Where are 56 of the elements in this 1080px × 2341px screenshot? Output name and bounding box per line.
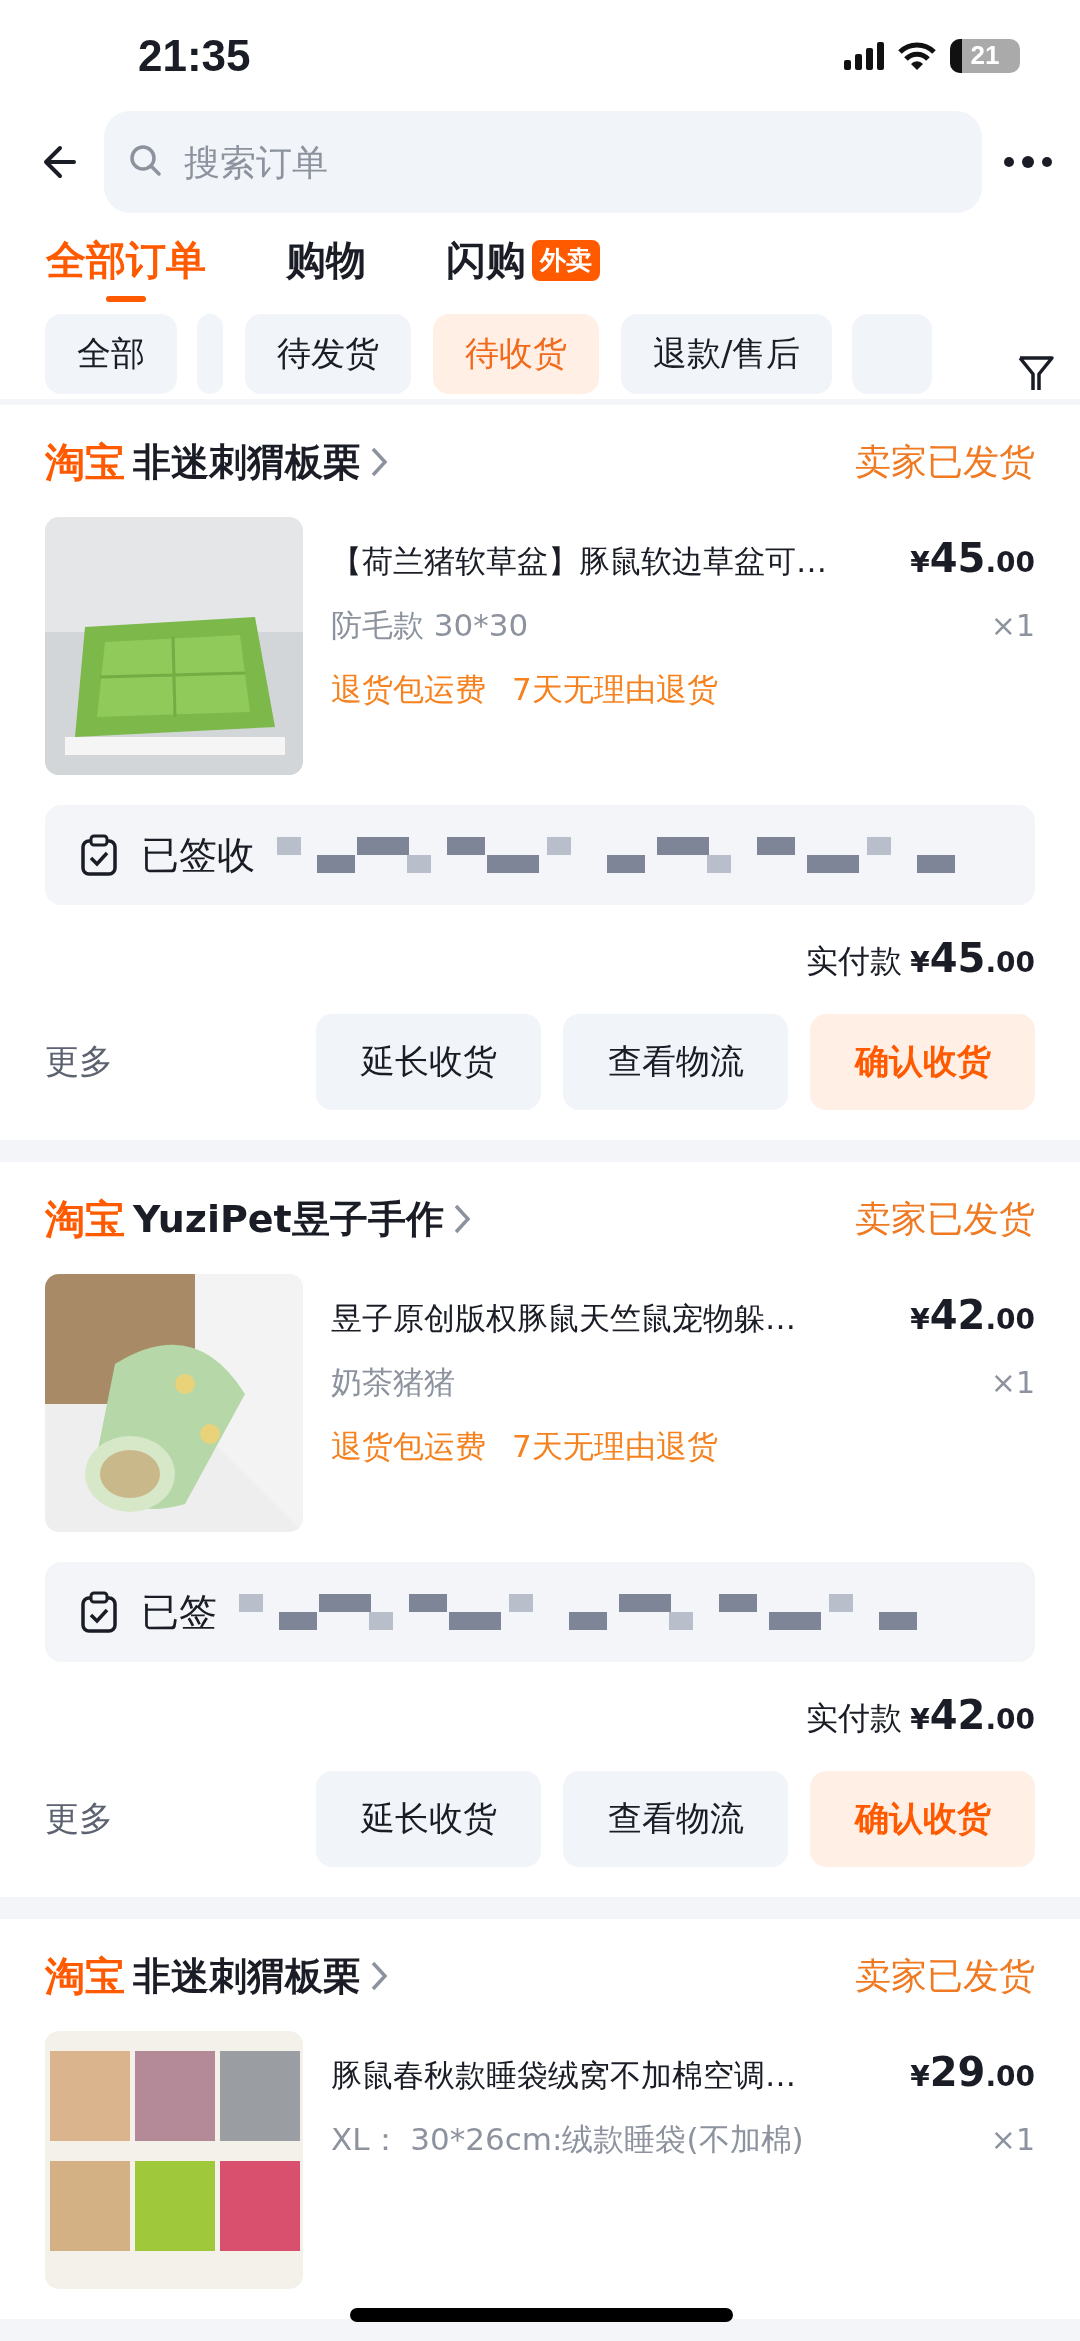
order-status: 卖家已发货 [855,1953,1035,1998]
more-link[interactable]: 更多 [45,1796,113,1842]
logistics-bar[interactable]: 已签 [45,1562,1035,1662]
filter-chip[interactable]: 全部 [45,313,177,394]
signal-icon [844,41,884,70]
action-button[interactable]: 延长收货 [316,1014,541,1110]
clipboard-check-icon [79,1591,119,1633]
quantity: ×1 [990,608,1035,643]
order-status: 卖家已发货 [855,1196,1035,1241]
service-tag: 7天无理由退货 [512,1426,718,1468]
more-link[interactable]: 更多 [45,1039,113,1085]
order-tab[interactable]: 闪购 外卖 [446,223,600,299]
wifi-icon [898,41,936,70]
service-tag: 7天无理由退货 [512,669,718,711]
quantity: ×1 [990,2122,1035,2157]
tab-badge: 外卖 [532,240,600,282]
product-title[interactable]: 【荷兰猪软草盆】豚鼠软边草盆可… [331,541,901,583]
logistics-bar[interactable]: 已签收 [45,805,1035,905]
product-title[interactable]: 昱子原创版权豚鼠天竺鼠宠物躲… [331,1298,901,1340]
time: 21:35 [138,30,251,81]
paid-label: 实付款 [806,1698,903,1739]
chevron-right-icon [369,1959,389,1993]
search-field[interactable]: 搜索订单 [104,111,982,214]
product-price: ¥45.00 [910,535,1035,581]
action-button[interactable]: 查看物流 [563,1771,788,1867]
search-icon [128,143,162,178]
clipboard-check-icon [79,834,119,876]
shop-name[interactable]: 非迷刺猬板栗 [133,1950,361,2002]
logistics-status: 已签 [141,1588,217,1636]
battery-icon: 21 [950,38,1020,73]
order-status: 卖家已发货 [855,439,1035,484]
product-title[interactable]: 豚鼠春秋款睡袋绒窝不加棉空调… [331,2055,901,2097]
more-icon[interactable] [1004,154,1052,171]
shop-name[interactable]: YuziPet昱子手作 [133,1193,444,1245]
product-price: ¥29.00 [910,2049,1035,2095]
platform-logo: 淘宝 [45,1194,125,1244]
product-spec: XL： 30*26cm:绒款睡袋(不加棉) [331,2120,805,2159]
product-price: ¥42.00 [910,1292,1035,1338]
platform-logo: 淘宝 [45,437,125,487]
chevron-right-icon [369,445,389,479]
product-spec: 防毛款 30*30 [331,606,530,645]
paid-amount: ¥45.00 [910,935,1035,981]
service-tag: 退货包运费 [331,669,486,711]
action-button[interactable]: 查看物流 [563,1014,788,1110]
shop-name[interactable]: 非迷刺猬板栗 [133,436,361,488]
paid-amount: ¥42.00 [910,1692,1035,1738]
order-tab[interactable]: 购物 [286,223,366,299]
quantity: ×1 [990,1365,1035,1400]
service-tag: 退货包运费 [331,1426,486,1468]
logistics-status: 已签收 [141,831,255,879]
action-button[interactable]: 延长收货 [316,1771,541,1867]
filter-chip[interactable]: 待发货 [245,313,411,394]
paid-label: 实付款 [806,941,903,982]
platform-logo: 淘宝 [45,1951,125,2001]
product-spec: 奶茶猪猪 [331,1363,456,1402]
filter-chip[interactable]: 退款/售后 [621,313,833,394]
————————
*TASK GOAL*
Present every line above as a Markdown table with the columns Row and Line, numbering the rows in order. Skip blank lines and leave out the pictures.

*OUTPUT OF THE TASK*
| Row | Line |
|---|---|
| 1 | Where are 56 of the elements in this 1080px × 2341px screenshot? Output name and bounding box per line. |
| 2 | order-status: 卖家已发货 [855,1953,1035,1998] |
| 3 | more-link[interactable]: 更多 [45,1796,113,1842] |
| 4 | logistics-bar[interactable]: 已签 [45,1562,1035,1662] |
| 5 | filter-chip[interactable]: 全部 [45,313,177,394] |
| 6 | signal-icon [844,41,884,70] |
| 7 | action-button[interactable]: 延长收货 [316,1014,541,1110] |
| 8 | clipboard-check-icon [79,1591,119,1633] |
| 9 | quantity: ×1 [990,608,1035,643] |
| 10 | order-status: 卖家已发货 [855,1196,1035,1241] |
| 11 | service-tag: 7天无理由退货 [512,1426,718,1468] |
| 12 | more-link[interactable]: 更多 [45,1039,113,1085] |
| 13 | order-tab[interactable]: 闪购 外卖 [446,223,600,299] |
| 14 | wifi-icon [898,41,936,70] |
| 15 | service-tag: 7天无理由退货 [512,669,718,711] |
| 16 | quantity: ×1 [990,2122,1035,2157] |
| 17 | tab-badge: 外卖 [532,240,600,282] |
| 18 | product-title[interactable]: 【荷兰猪软草盆】豚鼠软边草盆可… [331,541,901,583] |
| 19 | logistics-bar[interactable]: 已签收 [45,805,1035,905] |
| 20 | product-title[interactable]: 昱子原创版权豚鼠天竺鼠宠物躲… [331,1298,901,1340] |
| 21 | time: 21:35 [138,30,251,81] |
| 22 | paid-label: 实付款 [806,1698,903,1739] |
| 23 | chevron-right-icon [369,1959,389,1993] |
| 24 | search-field[interactable]: 搜索订单 [104,111,982,214] |
| 25 | product-price: ¥45.00 [910,535,1035,581] |
| 26 | action-button[interactable]: 查看物流 [563,1771,788,1867] |
| 27 | search-icon [128,143,162,178] |
| 28 | clipboard-check-icon [79,834,119,876] |
| 29 | shop-name[interactable]: 非迷刺猬板栗 [133,1950,361,2002] |
| 30 | logistics-status: 已签 [141,1588,217,1636] |
| 31 | battery-icon: 21 [950,38,1020,73] |
| 32 | order-status: 卖家已发货 [855,439,1035,484] |
| 33 | product-title[interactable]: 豚鼠春秋款睡袋绒窝不加棉空调… [331,2055,901,2097] |
| 34 | more-icon[interactable] [1004,154,1052,171] |
| 35 | shop-name[interactable]: YuziPet昱子手作 [133,1193,444,1245] |
| 36 | product-price: ¥29.00 [910,2049,1035,2095] |
| 37 | platform-logo: 淘宝 [45,1194,125,1244] |
| 38 | product-spec: XL： 30*26cm:绒款睡袋(不加棉) [331,2120,805,2159] |
| 39 | product-price: ¥42.00 [910,1292,1035,1338] |
| 40 | platform-logo: 淘宝 [45,437,125,487] |
| 41 | chevron-right-icon [369,445,389,479] |
| 42 | product-spec: 防毛款 30*30 [331,606,530,645] |
| 43 | paid-amount: ¥45.00 [910,935,1035,981] |
| 44 | service-tag: 退货包运费 [331,669,486,711] |
| 45 | action-button[interactable]: 查看物流 [563,1014,788,1110] |
| 46 | shop-name[interactable]: 非迷刺猬板栗 [133,436,361,488] |
| 47 | paid-amount: ¥42.00 [910,1692,1035,1738] |
| 48 | order-tab[interactable]: 购物 [286,223,366,299] |
| 49 | quantity: ×1 [990,1365,1035,1400] |
| 50 | service-tag: 退货包运费 [331,1426,486,1468] |
| 51 | logistics-status: 已签收 [141,831,255,879] |
| 52 | action-button[interactable]: 延长收货 [316,1771,541,1867] |
| 53 | filter-chip[interactable]: 待发货 [245,313,411,394] |
| 54 | paid-label: 实付款 [806,941,903,982] |
| 55 | platform-logo: 淘宝 [45,1951,125,2001] |
| 56 | product-spec: 奶茶猪猪 [331,1363,456,1402] |
| 57 | filter-chip[interactable]: 退款/售后 [621,313,833,394] |